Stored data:

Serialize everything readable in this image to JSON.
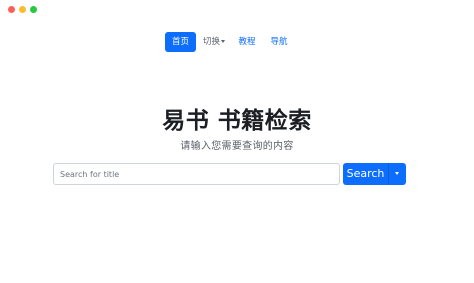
{
  "nav": {
    "home": "首页",
    "switch": "切换",
    "tutorial": "教程",
    "guide": "导航"
  },
  "hero": {
    "title": "易书 书籍检索",
    "subtitle": "请输入您需要查询的内容"
  },
  "search": {
    "placeholder": "Search for title",
    "button": "Search"
  },
  "colors": {
    "primary": "#0d6efd"
  }
}
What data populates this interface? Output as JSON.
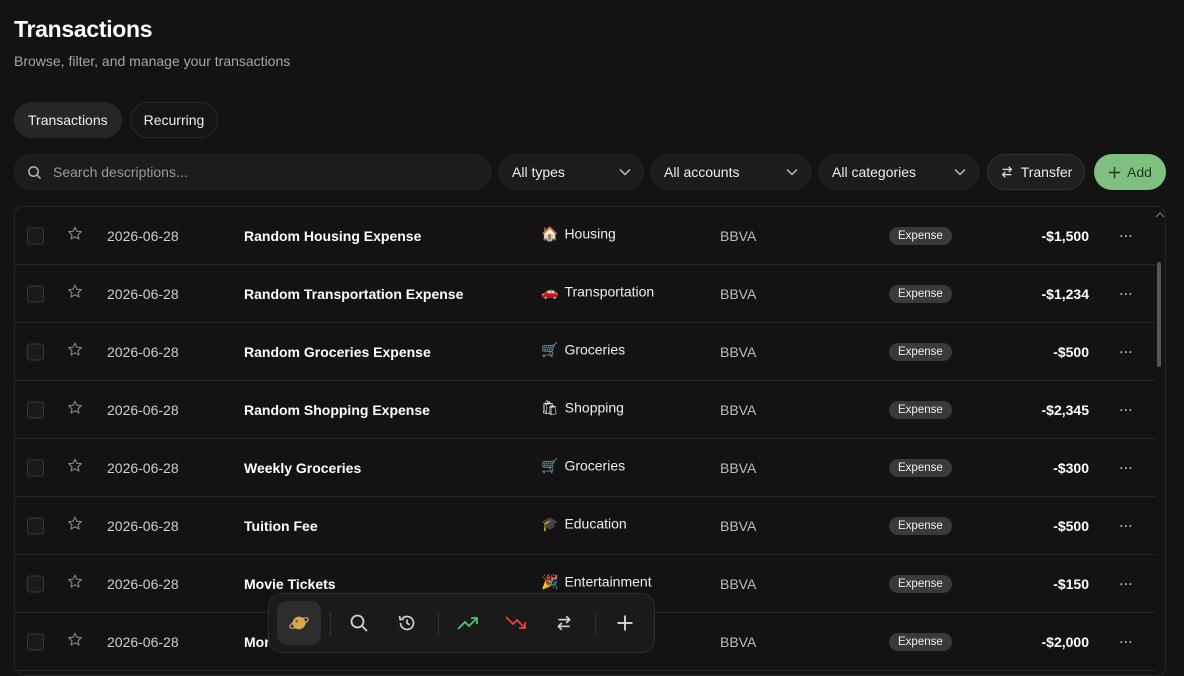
{
  "header": {
    "title": "Transactions",
    "subtitle": "Browse, filter, and manage your transactions"
  },
  "tabs": [
    {
      "label": "Transactions",
      "active": true
    },
    {
      "label": "Recurring",
      "active": false
    }
  ],
  "toolbar": {
    "search_placeholder": "Search descriptions...",
    "type_filter": "All types",
    "account_filter": "All accounts",
    "category_filter": "All categories",
    "transfer_label": "Transfer",
    "add_label": "Add"
  },
  "colors": {
    "background": "#131313",
    "add_button": "#7fbf7f",
    "income_arrow": "#3ecf72",
    "expense_arrow": "#e0453a"
  },
  "transactions": [
    {
      "date": "2026-06-28",
      "description": "Random Housing Expense",
      "category_icon": "🏠",
      "category": "Housing",
      "account": "BBVA",
      "type": "Expense",
      "amount": "-$1,500"
    },
    {
      "date": "2026-06-28",
      "description": "Random Transportation Expense",
      "category_icon": "🚗",
      "category": "Transportation",
      "account": "BBVA",
      "type": "Expense",
      "amount": "-$1,234"
    },
    {
      "date": "2026-06-28",
      "description": "Random Groceries Expense",
      "category_icon": "🛒",
      "category": "Groceries",
      "account": "BBVA",
      "type": "Expense",
      "amount": "-$500"
    },
    {
      "date": "2026-06-28",
      "description": "Random Shopping Expense",
      "category_icon": "🛍",
      "category": "Shopping",
      "account": "BBVA",
      "type": "Expense",
      "amount": "-$2,345"
    },
    {
      "date": "2026-06-28",
      "description": "Weekly Groceries",
      "category_icon": "🛒",
      "category": "Groceries",
      "account": "BBVA",
      "type": "Expense",
      "amount": "-$300"
    },
    {
      "date": "2026-06-28",
      "description": "Tuition Fee",
      "category_icon": "🎓",
      "category": "Education",
      "account": "BBVA",
      "type": "Expense",
      "amount": "-$500"
    },
    {
      "date": "2026-06-28",
      "description": "Movie Tickets",
      "category_icon": "🎉",
      "category": "Entertainment",
      "account": "BBVA",
      "type": "Expense",
      "amount": "-$150"
    },
    {
      "date": "2026-06-28",
      "description": "Mor",
      "category_icon": "",
      "category": "",
      "account": "BBVA",
      "type": "Expense",
      "amount": "-$2,000"
    }
  ],
  "dock": {
    "items": [
      "home-icon",
      "search-icon",
      "history-icon",
      "income-trend-icon",
      "expense-trend-icon",
      "transfer-icon",
      "add-icon"
    ]
  }
}
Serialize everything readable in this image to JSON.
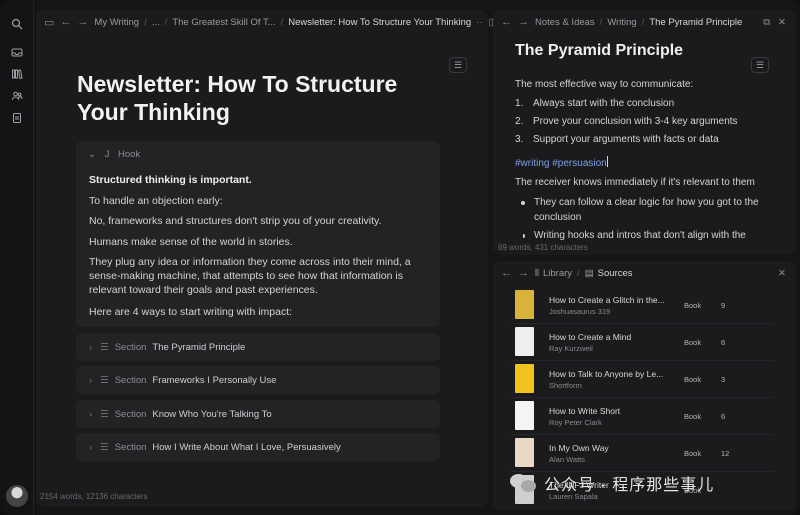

◆ PROBLEM DETAILS
Could you reproduce every record above exactly, leaving out the pictures?

◆ RESPONSE BELOW
Serialize everything readable in this image to JSON.
{
  "nav": {
    "home": "首页",
    "switch": "切换",
    "tutorial": "教程",
    "guide": "导航"
  },
  "hero": {
    "title": "易书 书籍检索",
    "subtitle": "请输入您需要查询的内容"
  },
  "search": {
    "placeholder": "Search for title",
    "button": "Search"
  },
  "colors": {
    "primary": "#0d6efd"
  }
}
What data populates this interface? Output as JSON.
{
  "header": {
    "title": "Transactions",
    "subtitle": "Browse, filter, and manage your transactions"
  },
  "tabs": [
    {
      "label": "Transactions",
      "active": true
    },
    {
      "label": "Recurring",
      "active": false
    }
  ],
  "toolbar": {
    "search_placeholder": "Search descriptions...",
    "type_filter": "All types",
    "account_filter": "All accounts",
    "category_filter": "All categories",
    "transfer_label": "Transfer",
    "add_label": "Add"
  },
  "colors": {
    "background": "#131313",
    "add_button": "#7fbf7f",
    "income_arrow": "#3ecf72",
    "expense_arrow": "#e0453a"
  },
  "transactions": [
    {
      "date": "2026-06-28",
      "description": "Random Housing Expense",
      "category_icon": "🏠",
      "category": "Housing",
      "account": "BBVA",
      "type": "Expense",
      "amount": "-$1,500"
    },
    {
      "date": "2026-06-28",
      "description": "Random Transportation Expense",
      "category_icon": "🚗",
      "category": "Transportation",
      "account": "BBVA",
      "type": "Expense",
      "amount": "-$1,234"
    },
    {
      "date": "2026-06-28",
      "description": "Random Groceries Expense",
      "category_icon": "🛒",
      "category": "Groceries",
      "account": "BBVA",
      "type": "Expense",
      "amount": "-$500"
    },
    {
      "date": "2026-06-28",
      "description": "Random Shopping Expense",
      "category_icon": "🛍",
      "category": "Shopping",
      "account": "BBVA",
      "type": "Expense",
      "amount": "-$2,345"
    },
    {
      "date": "2026-06-28",
      "description": "Weekly Groceries",
      "category_icon": "🛒",
      "category": "Groceries",
      "account": "BBVA",
      "type": "Expense",
      "amount": "-$300"
    },
    {
      "date": "2026-06-28",
      "description": "Tuition Fee",
      "category_icon": "🎓",
      "category": "Education",
      "account": "BBVA",
      "type": "Expense",
      "amount": "-$500"
    },
    {
      "date": "2026-06-28",
      "description": "Movie Tickets",
      "category_icon": "🎉",
      "category": "Entertainment",
      "account": "BBVA",
      "type": "Expense",
      "amount": "-$150"
    },
    {
      "date": "2026-06-28",
      "description": "Mor",
      "category_icon": "",
      "category": "",
      "account": "BBVA",
      "type": "Expense",
      "amount": "-$2,000"
    }
  ],
  "dock": {
    "items": [
      "home-icon",
      "search-icon",
      "history-icon",
      "income-trend-icon",
      "expense-trend-icon",
      "transfer-icon",
      "add-icon"
    ]
  }
}
Serialize everything readable in this image to JSON.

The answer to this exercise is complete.